▶ [Directions for this task] Retype each entry below, keeping every character the same.

▶ [Material for this task]
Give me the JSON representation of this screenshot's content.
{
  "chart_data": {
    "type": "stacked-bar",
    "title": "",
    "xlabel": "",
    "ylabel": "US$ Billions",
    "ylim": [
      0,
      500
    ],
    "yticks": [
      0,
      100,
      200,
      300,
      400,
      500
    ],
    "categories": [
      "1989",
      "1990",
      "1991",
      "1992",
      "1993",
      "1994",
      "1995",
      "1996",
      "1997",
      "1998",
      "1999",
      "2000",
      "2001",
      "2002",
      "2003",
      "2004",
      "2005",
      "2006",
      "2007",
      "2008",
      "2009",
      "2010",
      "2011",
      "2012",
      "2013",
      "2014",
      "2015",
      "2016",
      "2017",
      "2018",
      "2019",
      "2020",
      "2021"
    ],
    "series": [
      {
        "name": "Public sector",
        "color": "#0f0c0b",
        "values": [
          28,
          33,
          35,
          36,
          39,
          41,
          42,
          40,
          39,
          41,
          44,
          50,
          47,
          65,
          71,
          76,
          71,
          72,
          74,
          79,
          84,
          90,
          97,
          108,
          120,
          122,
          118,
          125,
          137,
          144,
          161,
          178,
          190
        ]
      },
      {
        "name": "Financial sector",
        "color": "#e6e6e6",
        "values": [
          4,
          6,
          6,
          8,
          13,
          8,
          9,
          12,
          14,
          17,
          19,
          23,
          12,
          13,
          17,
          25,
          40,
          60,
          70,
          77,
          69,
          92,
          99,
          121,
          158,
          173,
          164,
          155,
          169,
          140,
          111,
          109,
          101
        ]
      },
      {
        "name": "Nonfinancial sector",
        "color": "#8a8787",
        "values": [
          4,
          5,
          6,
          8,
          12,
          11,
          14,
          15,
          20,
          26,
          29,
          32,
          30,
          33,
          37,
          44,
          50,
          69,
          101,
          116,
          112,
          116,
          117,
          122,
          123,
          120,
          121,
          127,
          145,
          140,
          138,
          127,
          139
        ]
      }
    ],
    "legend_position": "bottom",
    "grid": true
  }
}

▶ [Solution]
Give me the JSON representation of this screenshot's content.
{
  "chart_data": {
    "type": "stacked-bar",
    "title": "",
    "xlabel": "",
    "ylabel": "US$ Billions",
    "ylim": [
      0,
      500
    ],
    "yticks": [
      0,
      100,
      200,
      300,
      400,
      500
    ],
    "categories": [
      "1989",
      "1990",
      "1991",
      "1992",
      "1993",
      "1994",
      "1995",
      "1996",
      "1997",
      "1998",
      "1999",
      "2000",
      "2001",
      "2002",
      "2003",
      "2004",
      "2005",
      "2006",
      "2007",
      "2008",
      "2009",
      "2010",
      "2011",
      "2012",
      "2013",
      "2014",
      "2015",
      "2016",
      "2017",
      "2018",
      "2019",
      "2020",
      "2021"
    ],
    "series": [
      {
        "name": "Public sector",
        "color": "#0f0c0b",
        "values": [
          28,
          33,
          35,
          36,
          39,
          41,
          42,
          40,
          39,
          41,
          44,
          50,
          47,
          65,
          71,
          76,
          71,
          72,
          74,
          79,
          84,
          90,
          97,
          108,
          120,
          122,
          118,
          125,
          137,
          144,
          161,
          178,
          190
        ]
      },
      {
        "name": "Financial sector",
        "color": "#e6e6e6",
        "values": [
          4,
          6,
          6,
          8,
          13,
          8,
          9,
          12,
          14,
          17,
          19,
          23,
          12,
          13,
          17,
          25,
          40,
          60,
          70,
          77,
          69,
          92,
          99,
          121,
          158,
          173,
          164,
          155,
          169,
          140,
          111,
          109,
          101
        ]
      },
      {
        "name": "Nonfinancial sector",
        "color": "#8a8787",
        "values": [
          4,
          5,
          6,
          8,
          12,
          11,
          14,
          15,
          20,
          26,
          29,
          32,
          30,
          33,
          37,
          44,
          50,
          69,
          101,
          116,
          112,
          116,
          117,
          122,
          123,
          120,
          121,
          127,
          145,
          140,
          138,
          127,
          139
        ]
      }
    ],
    "legend_position": "bottom",
    "grid": true
  }
}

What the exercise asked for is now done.